# Stated exercise
Give a verbatim quotation of every record.

++++++++++

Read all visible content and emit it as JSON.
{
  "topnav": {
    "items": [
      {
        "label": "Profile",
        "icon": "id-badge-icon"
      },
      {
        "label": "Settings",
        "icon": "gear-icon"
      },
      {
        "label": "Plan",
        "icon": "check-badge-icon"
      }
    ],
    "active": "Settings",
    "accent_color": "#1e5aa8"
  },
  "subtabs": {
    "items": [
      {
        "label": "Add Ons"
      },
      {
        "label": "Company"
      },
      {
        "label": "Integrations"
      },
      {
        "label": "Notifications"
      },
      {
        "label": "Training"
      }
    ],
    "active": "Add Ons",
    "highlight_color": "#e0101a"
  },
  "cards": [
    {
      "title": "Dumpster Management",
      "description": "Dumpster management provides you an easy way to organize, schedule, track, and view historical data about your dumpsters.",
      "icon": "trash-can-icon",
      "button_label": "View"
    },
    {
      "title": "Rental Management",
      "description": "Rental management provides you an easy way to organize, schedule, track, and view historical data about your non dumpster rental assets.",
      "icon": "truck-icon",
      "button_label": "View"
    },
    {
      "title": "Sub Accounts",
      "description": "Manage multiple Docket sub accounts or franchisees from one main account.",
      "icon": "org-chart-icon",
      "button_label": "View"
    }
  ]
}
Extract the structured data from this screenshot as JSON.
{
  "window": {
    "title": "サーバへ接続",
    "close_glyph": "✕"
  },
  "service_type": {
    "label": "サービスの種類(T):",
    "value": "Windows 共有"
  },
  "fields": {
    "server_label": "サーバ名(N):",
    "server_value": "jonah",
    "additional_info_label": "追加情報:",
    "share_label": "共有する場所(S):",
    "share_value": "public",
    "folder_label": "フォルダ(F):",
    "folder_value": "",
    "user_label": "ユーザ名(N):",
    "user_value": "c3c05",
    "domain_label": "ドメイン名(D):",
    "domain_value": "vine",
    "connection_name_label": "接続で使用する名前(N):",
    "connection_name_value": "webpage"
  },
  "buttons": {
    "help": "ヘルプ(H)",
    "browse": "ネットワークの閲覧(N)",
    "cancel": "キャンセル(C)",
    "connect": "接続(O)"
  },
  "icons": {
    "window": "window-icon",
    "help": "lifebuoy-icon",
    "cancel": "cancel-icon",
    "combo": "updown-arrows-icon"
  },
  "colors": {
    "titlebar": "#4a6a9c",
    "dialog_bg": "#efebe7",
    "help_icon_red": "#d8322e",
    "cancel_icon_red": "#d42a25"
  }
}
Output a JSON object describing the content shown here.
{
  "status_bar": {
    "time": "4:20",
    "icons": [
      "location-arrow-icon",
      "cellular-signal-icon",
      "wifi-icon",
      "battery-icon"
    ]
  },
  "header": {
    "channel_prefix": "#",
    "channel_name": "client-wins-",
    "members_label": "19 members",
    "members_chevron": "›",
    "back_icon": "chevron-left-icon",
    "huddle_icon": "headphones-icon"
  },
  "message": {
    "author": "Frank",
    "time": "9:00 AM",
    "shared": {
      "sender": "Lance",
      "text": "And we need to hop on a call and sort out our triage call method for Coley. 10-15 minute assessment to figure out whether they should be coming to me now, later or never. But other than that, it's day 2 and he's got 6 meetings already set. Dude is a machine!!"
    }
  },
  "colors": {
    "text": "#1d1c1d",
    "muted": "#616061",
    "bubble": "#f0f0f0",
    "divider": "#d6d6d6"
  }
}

++++++++++

# Correct output
Read all visible content and emit it as JSON.
{
  "topnav": {
    "items": [
      {
        "label": "Profile",
        "icon": "id-badge-icon"
      },
      {
        "label": "Settings",
        "icon": "gear-icon"
      },
      {
        "label": "Plan",
        "icon": "check-badge-icon"
      }
    ],
    "active": "Settings",
    "accent_color": "#1e5aa8"
  },
  "subtabs": {
    "items": [
      {
        "label": "Add Ons"
      },
      {
        "label": "Company"
      },
      {
        "label": "Integrations"
      },
      {
        "label": "Notifications"
      },
      {
        "label": "Training"
      }
    ],
    "active": "Add Ons",
    "highlight_color": "#e0101a"
  },
  "cards": [
    {
      "title": "Dumpster Management",
      "description": "Dumpster management provides you an easy way to organize, schedule, track, and view historical data about your dumpsters.",
      "icon": "trash-can-icon",
      "button_label": "View"
    },
    {
      "title": "Rental Management",
      "description": "Rental management provides you an easy way to organize, schedule, track, and view historical data about your non dumpster rental assets.",
      "icon": "truck-icon",
      "button_label": "View"
    },
    {
      "title": "Sub Accounts",
      "description": "Manage multiple Docket sub accounts or franchisees from one main account.",
      "icon": "org-chart-icon",
      "button_label": "View"
    }
  ]
}
Extract the structured data from this screenshot as JSON.
{
  "window": {
    "title": "サーバへ接続",
    "close_glyph": "✕"
  },
  "service_type": {
    "label": "サービスの種類(T):",
    "value": "Windows 共有"
  },
  "fields": {
    "server_label": "サーバ名(N):",
    "server_value": "jonah",
    "additional_info_label": "追加情報:",
    "share_label": "共有する場所(S):",
    "share_value": "public",
    "folder_label": "フォルダ(F):",
    "folder_value": "",
    "user_label": "ユーザ名(N):",
    "user_value": "c3c05",
    "domain_label": "ドメイン名(D):",
    "domain_value": "vine",
    "connection_name_label": "接続で使用する名前(N):",
    "connection_name_value": "webpage"
  },
  "buttons": {
    "help": "ヘルプ(H)",
    "browse": "ネットワークの閲覧(N)",
    "cancel": "キャンセル(C)",
    "connect": "接続(O)"
  },
  "icons": {
    "window": "window-icon",
    "help": "lifebuoy-icon",
    "cancel": "cancel-icon",
    "combo": "updown-arrows-icon"
  },
  "colors": {
    "titlebar": "#4a6a9c",
    "dialog_bg": "#efebe7",
    "help_icon_red": "#d8322e",
    "cancel_icon_red": "#d42a25"
  }
}
Output a JSON object describing the content shown here.
{
  "status_bar": {
    "time": "4:20",
    "icons": [
      "location-arrow-icon",
      "cellular-signal-icon",
      "wifi-icon",
      "battery-icon"
    ]
  },
  "header": {
    "channel_prefix": "#",
    "channel_name": "client-wins-",
    "members_label": "19 members",
    "members_chevron": "›",
    "back_icon": "chevron-left-icon",
    "huddle_icon": "headphones-icon"
  },
  "message": {
    "author": "Frank",
    "time": "9:00 AM",
    "shared": {
      "sender": "Lance",
      "text": "And we need to hop on a call and sort out our triage call method for Coley. 10-15 minute assessment to figure out whether they should be coming to me now, later or never. But other than that, it's day 2 and he's got 6 meetings already set. Dude is a machine!!"
    }
  },
  "colors": {
    "text": "#1d1c1d",
    "muted": "#616061",
    "bubble": "#f0f0f0",
    "divider": "#d6d6d6"
  }
}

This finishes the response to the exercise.